**What you have to do**:
No images are to be carried over; print all other material exactly as it stands.

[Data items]
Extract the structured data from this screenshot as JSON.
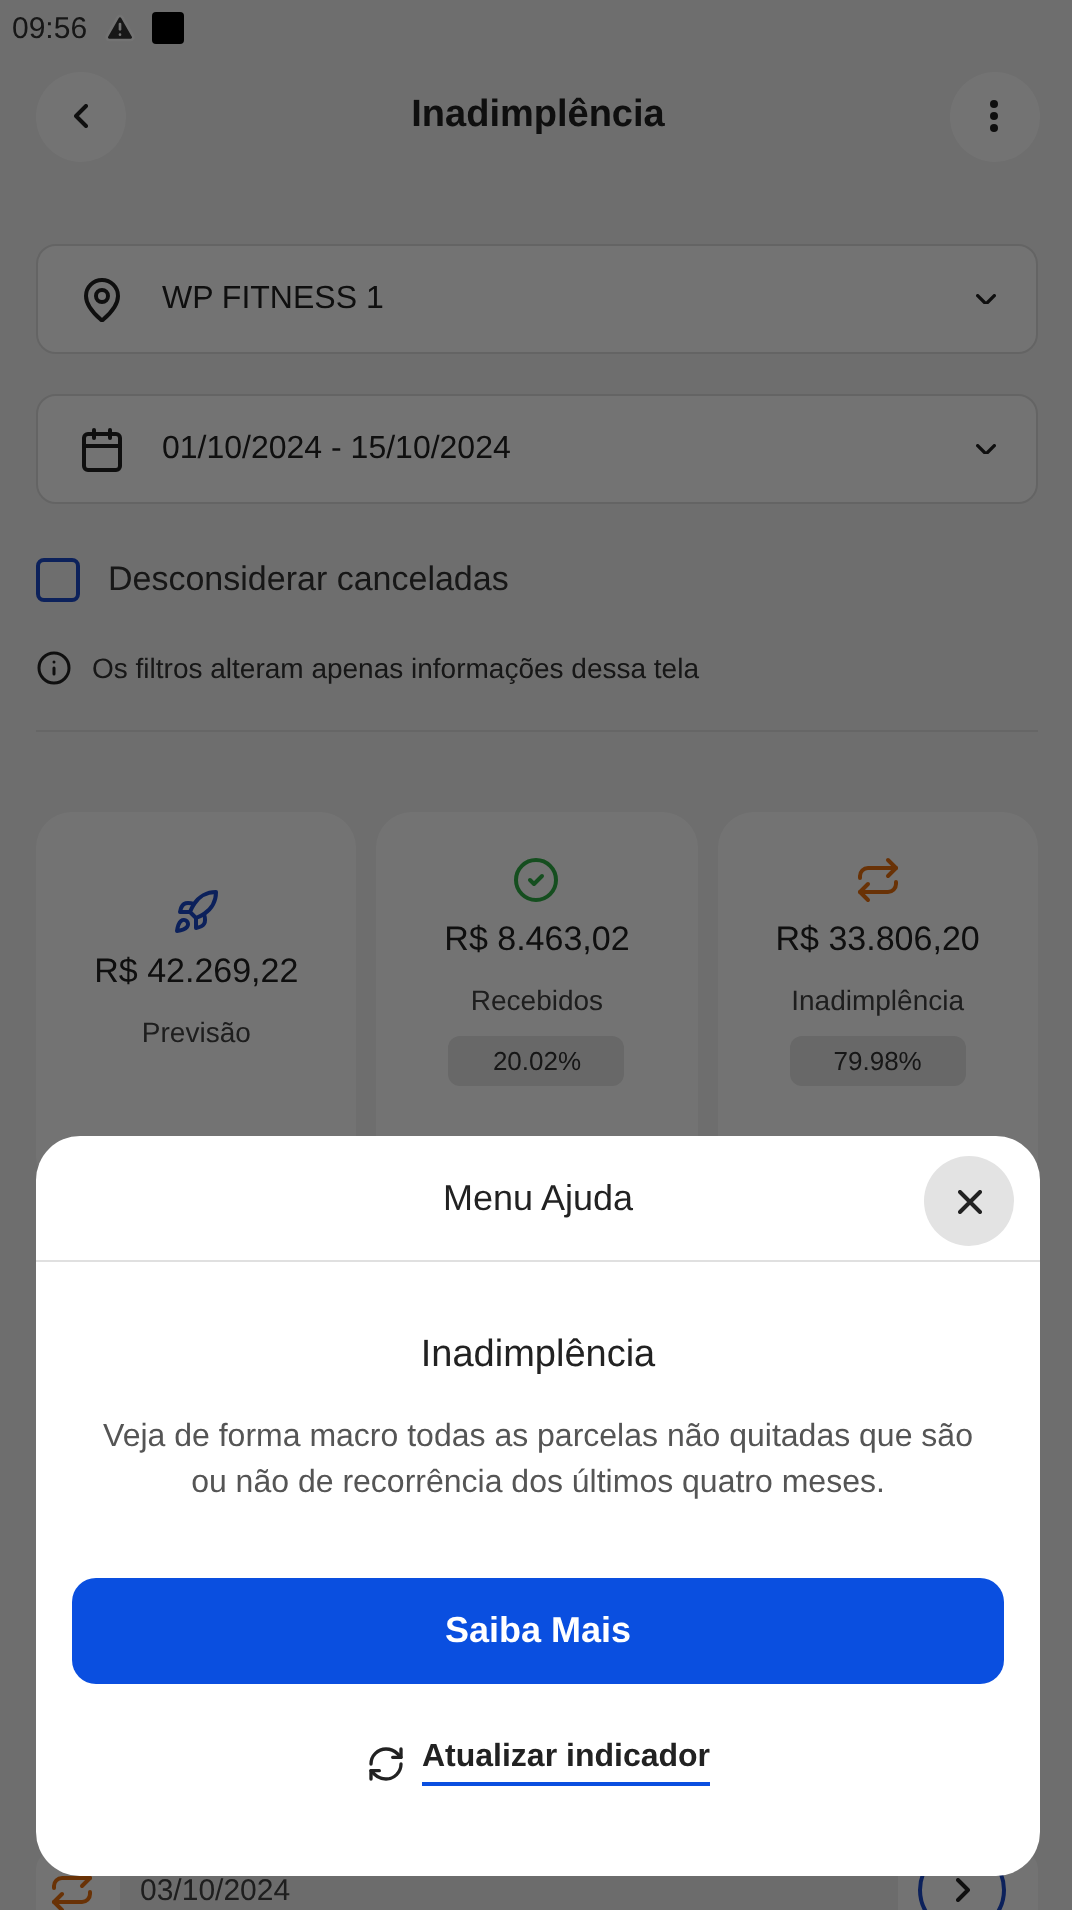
{
  "status_bar": {
    "time": "09:56"
  },
  "header": {
    "title": "Inadimplência"
  },
  "filters": {
    "unit": {
      "value": "WP FITNESS 1"
    },
    "period": {
      "value": "01/10/2024 - 15/10/2024"
    },
    "exclude_canceled": {
      "label": "Desconsiderar canceladas",
      "checked": false
    },
    "note": "Os filtros alteram apenas informações dessa tela"
  },
  "summary_cards": [
    {
      "kind": "forecast",
      "value": "R$ 42.269,22",
      "label": "Previsão"
    },
    {
      "kind": "received",
      "value": "R$ 8.463,02",
      "label": "Recebidos",
      "percent": "20.02%"
    },
    {
      "kind": "overdue",
      "value": "R$ 33.806,20",
      "label": "Inadimplência",
      "percent": "79.98%"
    }
  ],
  "list_rows": [
    {
      "date": "03/10/2024"
    }
  ],
  "help_sheet": {
    "title": "Menu Ajuda",
    "heading": "Inadimplência",
    "body": "Veja de forma macro todas as parcelas não quitadas que são ou não de recorrência dos últimos quatro meses.",
    "primary_button": "Saiba Mais",
    "link": "Atualizar indicador"
  }
}
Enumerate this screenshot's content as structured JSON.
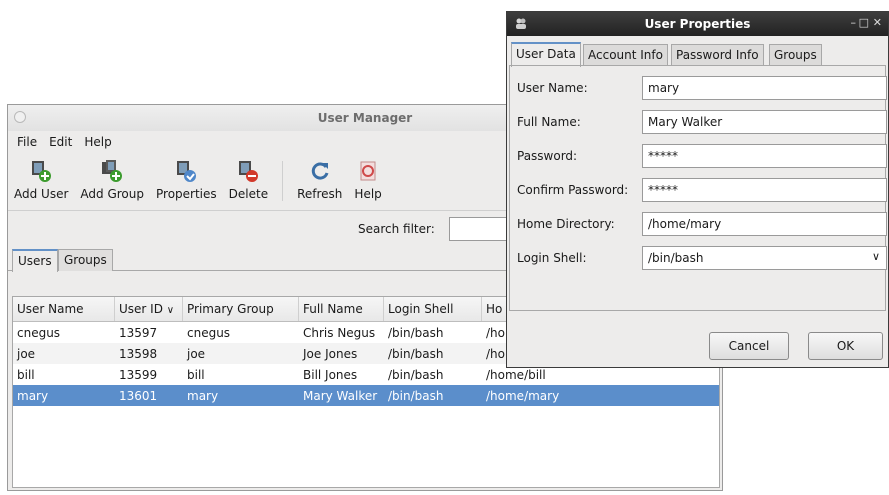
{
  "user_manager": {
    "title": "User Manager",
    "menu": [
      "File",
      "Edit",
      "Help"
    ],
    "toolbar": {
      "add_user": "Add User",
      "add_group": "Add Group",
      "properties": "Properties",
      "delete": "Delete",
      "refresh": "Refresh",
      "help": "Help"
    },
    "search_label": "Search filter:",
    "search_value": "",
    "tabs": [
      "Users",
      "Groups"
    ],
    "columns": [
      "User Name",
      "User ID",
      "Primary Group",
      "Full Name",
      "Login Shell",
      "Ho"
    ],
    "rows": [
      {
        "name": "cnegus",
        "id": "13597",
        "group": "cnegus",
        "full": "Chris Negus",
        "shell": "/bin/bash",
        "home": "/ho"
      },
      {
        "name": "joe",
        "id": "13598",
        "group": "joe",
        "full": "Joe Jones",
        "shell": "/bin/bash",
        "home": "/ho"
      },
      {
        "name": "bill",
        "id": "13599",
        "group": "bill",
        "full": "Bill Jones",
        "shell": "/bin/bash",
        "home": "/home/bill"
      },
      {
        "name": "mary",
        "id": "13601",
        "group": "mary",
        "full": "Mary Walker",
        "shell": "/bin/bash",
        "home": "/home/mary"
      }
    ],
    "selected_row": "mary"
  },
  "user_properties": {
    "title": "User Properties",
    "tabs": [
      "User Data",
      "Account Info",
      "Password Info",
      "Groups"
    ],
    "fields": {
      "user_name": {
        "label": "User Name:",
        "value": "mary"
      },
      "full_name": {
        "label": "Full Name:",
        "value": "Mary Walker"
      },
      "password": {
        "label": "Password:",
        "value": "*****"
      },
      "confirm_password": {
        "label": "Confirm Password:",
        "value": "*****"
      },
      "home_directory": {
        "label": "Home Directory:",
        "value": "/home/mary"
      },
      "login_shell": {
        "label": "Login Shell:",
        "value": "/bin/bash"
      }
    },
    "buttons": {
      "cancel": "Cancel",
      "ok": "OK"
    }
  },
  "colors": {
    "selection": "#5b8ecb",
    "tab_accent": "#6391c7",
    "dialog_titlebar": "#2b2b2b"
  }
}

**The response**:
Extract the structured data from this screenshot as JSON.
{
  "status_bar": {
    "time": "09:56"
  },
  "header": {
    "title": "Inadimplência"
  },
  "filters": {
    "unit": {
      "value": "WP FITNESS 1"
    },
    "period": {
      "value": "01/10/2024 - 15/10/2024"
    },
    "exclude_canceled": {
      "label": "Desconsiderar canceladas",
      "checked": false
    },
    "note": "Os filtros alteram apenas informações dessa tela"
  },
  "summary_cards": [
    {
      "kind": "forecast",
      "value": "R$ 42.269,22",
      "label": "Previsão"
    },
    {
      "kind": "received",
      "value": "R$ 8.463,02",
      "label": "Recebidos",
      "percent": "20.02%"
    },
    {
      "kind": "overdue",
      "value": "R$ 33.806,20",
      "label": "Inadimplência",
      "percent": "79.98%"
    }
  ],
  "list_rows": [
    {
      "date": "03/10/2024"
    }
  ],
  "help_sheet": {
    "title": "Menu Ajuda",
    "heading": "Inadimplência",
    "body": "Veja de forma macro todas as parcelas não quitadas que são ou não de recorrência dos últimos quatro meses.",
    "primary_button": "Saiba Mais",
    "link": "Atualizar indicador"
  }
}
Enumerate this screenshot's content as structured JSON.
{
  "user_manager": {
    "title": "User Manager",
    "menu": [
      "File",
      "Edit",
      "Help"
    ],
    "toolbar": {
      "add_user": "Add User",
      "add_group": "Add Group",
      "properties": "Properties",
      "delete": "Delete",
      "refresh": "Refresh",
      "help": "Help"
    },
    "search_label": "Search filter:",
    "search_value": "",
    "tabs": [
      "Users",
      "Groups"
    ],
    "columns": [
      "User Name",
      "User ID",
      "Primary Group",
      "Full Name",
      "Login Shell",
      "Ho"
    ],
    "rows": [
      {
        "name": "cnegus",
        "id": "13597",
        "group": "cnegus",
        "full": "Chris Negus",
        "shell": "/bin/bash",
        "home": "/ho"
      },
      {
        "name": "joe",
        "id": "13598",
        "group": "joe",
        "full": "Joe Jones",
        "shell": "/bin/bash",
        "home": "/ho"
      },
      {
        "name": "bill",
        "id": "13599",
        "group": "bill",
        "full": "Bill Jones",
        "shell": "/bin/bash",
        "home": "/home/bill"
      },
      {
        "name": "mary",
        "id": "13601",
        "group": "mary",
        "full": "Mary Walker",
        "shell": "/bin/bash",
        "home": "/home/mary"
      }
    ],
    "selected_row": "mary"
  },
  "user_properties": {
    "title": "User Properties",
    "tabs": [
      "User Data",
      "Account Info",
      "Password Info",
      "Groups"
    ],
    "fields": {
      "user_name": {
        "label": "User Name:",
        "value": "mary"
      },
      "full_name": {
        "label": "Full Name:",
        "value": "Mary Walker"
      },
      "password": {
        "label": "Password:",
        "value": "*****"
      },
      "confirm_password": {
        "label": "Confirm Password:",
        "value": "*****"
      },
      "home_directory": {
        "label": "Home Directory:",
        "value": "/home/mary"
      },
      "login_shell": {
        "label": "Login Shell:",
        "value": "/bin/bash"
      }
    },
    "buttons": {
      "cancel": "Cancel",
      "ok": "OK"
    }
  },
  "colors": {
    "selection": "#5b8ecb",
    "tab_accent": "#6391c7",
    "dialog_titlebar": "#2b2b2b"
  }
}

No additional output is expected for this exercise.